Exercise:
Would you reproduce the listing exactly, leaving nothing out?
---------- Records supplied ----------
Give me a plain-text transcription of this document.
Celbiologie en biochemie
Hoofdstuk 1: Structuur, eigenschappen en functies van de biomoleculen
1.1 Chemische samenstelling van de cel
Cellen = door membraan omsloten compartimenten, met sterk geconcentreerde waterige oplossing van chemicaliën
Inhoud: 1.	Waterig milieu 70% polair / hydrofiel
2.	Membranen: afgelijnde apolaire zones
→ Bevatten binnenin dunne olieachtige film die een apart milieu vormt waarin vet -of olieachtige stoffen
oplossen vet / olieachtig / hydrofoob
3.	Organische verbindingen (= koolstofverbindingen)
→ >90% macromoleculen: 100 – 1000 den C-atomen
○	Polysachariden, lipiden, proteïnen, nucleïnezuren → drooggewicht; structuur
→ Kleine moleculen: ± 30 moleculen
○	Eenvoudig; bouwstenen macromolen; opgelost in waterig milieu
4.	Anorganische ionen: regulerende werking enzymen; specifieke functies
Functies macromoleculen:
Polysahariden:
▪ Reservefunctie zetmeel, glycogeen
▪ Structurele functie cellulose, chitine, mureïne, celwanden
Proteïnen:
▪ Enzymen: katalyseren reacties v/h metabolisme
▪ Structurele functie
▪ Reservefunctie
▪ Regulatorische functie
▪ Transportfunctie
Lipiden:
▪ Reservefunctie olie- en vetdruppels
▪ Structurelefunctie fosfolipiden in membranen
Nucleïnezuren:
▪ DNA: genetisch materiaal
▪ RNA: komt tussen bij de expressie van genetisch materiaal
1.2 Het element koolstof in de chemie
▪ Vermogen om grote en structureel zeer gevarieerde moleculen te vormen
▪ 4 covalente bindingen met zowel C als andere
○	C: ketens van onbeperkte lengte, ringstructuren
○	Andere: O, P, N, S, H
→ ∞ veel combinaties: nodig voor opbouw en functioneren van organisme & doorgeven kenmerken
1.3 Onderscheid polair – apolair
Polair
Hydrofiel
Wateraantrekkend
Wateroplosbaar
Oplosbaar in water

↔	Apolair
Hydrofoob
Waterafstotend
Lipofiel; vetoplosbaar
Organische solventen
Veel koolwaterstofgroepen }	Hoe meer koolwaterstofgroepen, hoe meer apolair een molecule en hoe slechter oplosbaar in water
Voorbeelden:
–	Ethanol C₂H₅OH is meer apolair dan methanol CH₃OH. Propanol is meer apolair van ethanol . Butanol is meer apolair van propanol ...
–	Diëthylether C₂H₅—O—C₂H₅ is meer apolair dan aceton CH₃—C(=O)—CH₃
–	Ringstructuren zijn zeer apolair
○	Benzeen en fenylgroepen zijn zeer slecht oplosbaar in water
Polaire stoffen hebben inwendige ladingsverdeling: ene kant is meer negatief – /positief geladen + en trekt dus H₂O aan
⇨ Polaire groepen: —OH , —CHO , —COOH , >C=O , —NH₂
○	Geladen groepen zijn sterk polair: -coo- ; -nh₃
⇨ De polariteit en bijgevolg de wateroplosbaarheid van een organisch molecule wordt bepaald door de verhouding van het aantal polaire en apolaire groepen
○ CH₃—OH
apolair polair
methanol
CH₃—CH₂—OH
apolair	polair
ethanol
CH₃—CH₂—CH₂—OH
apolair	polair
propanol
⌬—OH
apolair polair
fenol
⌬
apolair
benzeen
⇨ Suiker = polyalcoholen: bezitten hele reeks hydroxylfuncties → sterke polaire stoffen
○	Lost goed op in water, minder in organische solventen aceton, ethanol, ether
----------
Answer section:
Give me a plain-text transcription of this document.
Celbiologie en biochemie
Hoofdstuk 1: Structuur, eigenschappen en functies van de biomoleculen
1.1 Chemische samenstelling van de cel
Cellen = door membraan omsloten compartimenten, met sterk geconcentreerde waterige oplossing van chemicaliën
Inhoud: 1.	Waterig milieu 70% polair / hydrofiel
2.	Membranen: afgelijnde apolaire zones
→ Bevatten binnenin dunne olieachtige film die een apart milieu vormt waarin vet -of olieachtige stoffen
oplossen vet / olieachtig / hydrofoob
3.	Organische verbindingen (= koolstofverbindingen)
→ >90% macromoleculen: 100 – 1000 den C-atomen
○	Polysachariden, lipiden, proteïnen, nucleïnezuren → drooggewicht; structuur
→ Kleine moleculen: ± 30 moleculen
○	Eenvoudig; bouwstenen macromolen; opgelost in waterig milieu
4.	Anorganische ionen: regulerende werking enzymen; specifieke functies
Functies macromoleculen:
Polysahariden:
▪ Reservefunctie zetmeel, glycogeen
▪ Structurele functie cellulose, chitine, mureïne, celwanden
Proteïnen:
▪ Enzymen: katalyseren reacties v/h metabolisme
▪ Structurele functie
▪ Reservefunctie
▪ Regulatorische functie
▪ Transportfunctie
Lipiden:
▪ Reservefunctie olie- en vetdruppels
▪ Structurelefunctie fosfolipiden in membranen
Nucleïnezuren:
▪ DNA: genetisch materiaal
▪ RNA: komt tussen bij de expressie van genetisch materiaal
1.2 Het element koolstof in de chemie
▪ Vermogen om grote en structureel zeer gevarieerde moleculen te vormen
▪ 4 covalente bindingen met zowel C als andere
○	C: ketens van onbeperkte lengte, ringstructuren
○	Andere: O, P, N, S, H
→ ∞ veel combinaties: nodig voor opbouw en functioneren van organisme & doorgeven kenmerken
1.3 Onderscheid polair – apolair
Polair
Hydrofiel
Wateraantrekkend
Wateroplosbaar
Oplosbaar in water

↔	Apolair
Hydrofoob
Waterafstotend
Lipofiel; vetoplosbaar
Organische solventen
Veel koolwaterstofgroepen }	Hoe meer koolwaterstofgroepen, hoe meer apolair een molecule en hoe slechter oplosbaar in water
Voorbeelden:
–	Ethanol C₂H₅OH is meer apolair dan methanol CH₃OH. Propanol is meer apolair van ethanol . Butanol is meer apolair van propanol ...
–	Diëthylether C₂H₅—O—C₂H₅ is meer apolair dan aceton CH₃—C(=O)—CH₃
–	Ringstructuren zijn zeer apolair
○	Benzeen en fenylgroepen zijn zeer slecht oplosbaar in water
Polaire stoffen hebben inwendige ladingsverdeling: ene kant is meer negatief – /positief geladen + en trekt dus H₂O aan
⇨ Polaire groepen: —OH , —CHO , —COOH , >C=O , —NH₂
○	Geladen groepen zijn sterk polair: -coo- ; -nh₃
⇨ De polariteit en bijgevolg de wateroplosbaarheid van een organisch molecule wordt bepaald door de verhouding van het aantal polaire en apolaire groepen
○ CH₃—OH
apolair polair
methanol
CH₃—CH₂—OH
apolair	polair
ethanol
CH₃—CH₂—CH₂—OH
apolair	polair
propanol
⌬—OH
apolair polair
fenol
⌬
apolair
benzeen
⇨ Suiker = polyalcoholen: bezitten hele reeks hydroxylfuncties → sterke polaire stoffen
○	Lost goed op in water, minder in organische solventen aceton, ethanol, ether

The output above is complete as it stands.